start Data section

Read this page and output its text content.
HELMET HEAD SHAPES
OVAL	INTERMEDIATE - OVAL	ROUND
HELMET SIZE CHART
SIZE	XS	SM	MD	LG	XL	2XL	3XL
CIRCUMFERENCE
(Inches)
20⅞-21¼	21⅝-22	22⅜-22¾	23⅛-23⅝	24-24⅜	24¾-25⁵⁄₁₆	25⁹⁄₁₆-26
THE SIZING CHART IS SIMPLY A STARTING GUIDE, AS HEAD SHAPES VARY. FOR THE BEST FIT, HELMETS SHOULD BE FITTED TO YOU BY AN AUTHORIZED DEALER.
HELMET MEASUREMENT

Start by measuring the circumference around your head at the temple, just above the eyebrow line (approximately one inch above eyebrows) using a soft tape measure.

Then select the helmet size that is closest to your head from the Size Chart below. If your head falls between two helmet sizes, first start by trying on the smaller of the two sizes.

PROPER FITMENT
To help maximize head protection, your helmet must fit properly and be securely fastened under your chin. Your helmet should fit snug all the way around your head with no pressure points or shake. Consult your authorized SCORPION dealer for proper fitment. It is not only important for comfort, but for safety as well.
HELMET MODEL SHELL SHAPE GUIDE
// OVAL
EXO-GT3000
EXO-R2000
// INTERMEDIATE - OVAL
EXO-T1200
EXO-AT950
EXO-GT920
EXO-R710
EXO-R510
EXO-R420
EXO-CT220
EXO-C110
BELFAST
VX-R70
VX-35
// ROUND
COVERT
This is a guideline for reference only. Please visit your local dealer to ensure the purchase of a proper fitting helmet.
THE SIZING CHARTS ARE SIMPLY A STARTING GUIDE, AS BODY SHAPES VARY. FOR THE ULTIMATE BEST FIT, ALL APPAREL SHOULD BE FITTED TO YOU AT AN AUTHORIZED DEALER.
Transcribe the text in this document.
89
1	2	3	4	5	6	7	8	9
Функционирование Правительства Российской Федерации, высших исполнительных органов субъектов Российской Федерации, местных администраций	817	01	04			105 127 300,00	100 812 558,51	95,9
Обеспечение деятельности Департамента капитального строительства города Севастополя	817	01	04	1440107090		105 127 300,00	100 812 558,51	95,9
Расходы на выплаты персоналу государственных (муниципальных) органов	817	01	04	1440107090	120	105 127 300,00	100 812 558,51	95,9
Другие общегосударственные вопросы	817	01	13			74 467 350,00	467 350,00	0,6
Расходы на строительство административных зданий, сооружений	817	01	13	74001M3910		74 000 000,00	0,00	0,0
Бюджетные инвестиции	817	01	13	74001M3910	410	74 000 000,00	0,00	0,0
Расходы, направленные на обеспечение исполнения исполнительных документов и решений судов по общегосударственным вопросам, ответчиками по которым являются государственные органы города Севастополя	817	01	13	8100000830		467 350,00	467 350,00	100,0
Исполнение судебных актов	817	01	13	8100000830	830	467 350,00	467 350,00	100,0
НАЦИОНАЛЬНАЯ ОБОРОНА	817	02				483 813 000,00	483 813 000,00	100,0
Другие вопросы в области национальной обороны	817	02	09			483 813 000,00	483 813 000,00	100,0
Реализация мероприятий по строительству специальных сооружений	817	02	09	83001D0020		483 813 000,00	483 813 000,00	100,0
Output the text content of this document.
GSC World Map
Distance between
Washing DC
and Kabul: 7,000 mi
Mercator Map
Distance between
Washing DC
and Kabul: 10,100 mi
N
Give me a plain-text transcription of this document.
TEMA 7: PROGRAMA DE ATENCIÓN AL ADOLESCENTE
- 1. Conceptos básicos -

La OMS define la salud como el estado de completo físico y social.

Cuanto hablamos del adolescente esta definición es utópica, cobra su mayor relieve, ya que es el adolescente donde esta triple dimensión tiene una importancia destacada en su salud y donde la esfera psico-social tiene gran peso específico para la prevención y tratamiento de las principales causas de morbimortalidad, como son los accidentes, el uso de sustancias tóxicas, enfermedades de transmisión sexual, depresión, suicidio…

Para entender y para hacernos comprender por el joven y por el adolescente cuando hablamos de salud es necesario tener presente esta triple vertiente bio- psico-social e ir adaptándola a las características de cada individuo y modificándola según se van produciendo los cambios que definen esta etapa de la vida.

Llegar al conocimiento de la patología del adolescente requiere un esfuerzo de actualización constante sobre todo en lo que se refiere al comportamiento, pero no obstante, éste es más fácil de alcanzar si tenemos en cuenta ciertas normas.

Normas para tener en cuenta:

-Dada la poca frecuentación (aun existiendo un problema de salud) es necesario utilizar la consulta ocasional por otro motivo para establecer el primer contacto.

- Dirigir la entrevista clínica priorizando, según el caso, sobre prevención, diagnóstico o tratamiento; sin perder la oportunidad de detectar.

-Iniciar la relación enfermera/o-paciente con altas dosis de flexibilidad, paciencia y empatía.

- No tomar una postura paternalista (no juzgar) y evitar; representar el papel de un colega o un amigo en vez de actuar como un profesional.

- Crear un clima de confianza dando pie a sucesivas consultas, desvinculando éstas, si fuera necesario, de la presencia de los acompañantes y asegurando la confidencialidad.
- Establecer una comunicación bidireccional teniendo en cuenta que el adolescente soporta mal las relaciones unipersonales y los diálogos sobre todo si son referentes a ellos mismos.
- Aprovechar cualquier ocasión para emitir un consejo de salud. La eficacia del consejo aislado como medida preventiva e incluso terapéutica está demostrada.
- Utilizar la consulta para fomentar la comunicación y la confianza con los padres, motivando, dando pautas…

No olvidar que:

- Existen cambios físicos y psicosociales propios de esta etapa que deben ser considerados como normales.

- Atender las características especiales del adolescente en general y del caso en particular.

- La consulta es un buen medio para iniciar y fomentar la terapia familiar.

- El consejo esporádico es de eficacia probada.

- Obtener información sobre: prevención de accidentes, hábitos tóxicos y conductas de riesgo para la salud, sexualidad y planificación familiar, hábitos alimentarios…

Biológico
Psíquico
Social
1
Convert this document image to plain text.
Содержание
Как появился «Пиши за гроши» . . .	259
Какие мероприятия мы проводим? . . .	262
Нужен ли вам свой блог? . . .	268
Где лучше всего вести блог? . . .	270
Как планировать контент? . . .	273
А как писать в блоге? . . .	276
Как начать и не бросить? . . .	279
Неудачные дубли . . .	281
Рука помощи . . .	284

end Data section

◆ Prompt:
State how many lines of the listing include "plain", and nothing more.

◆ Reply:
2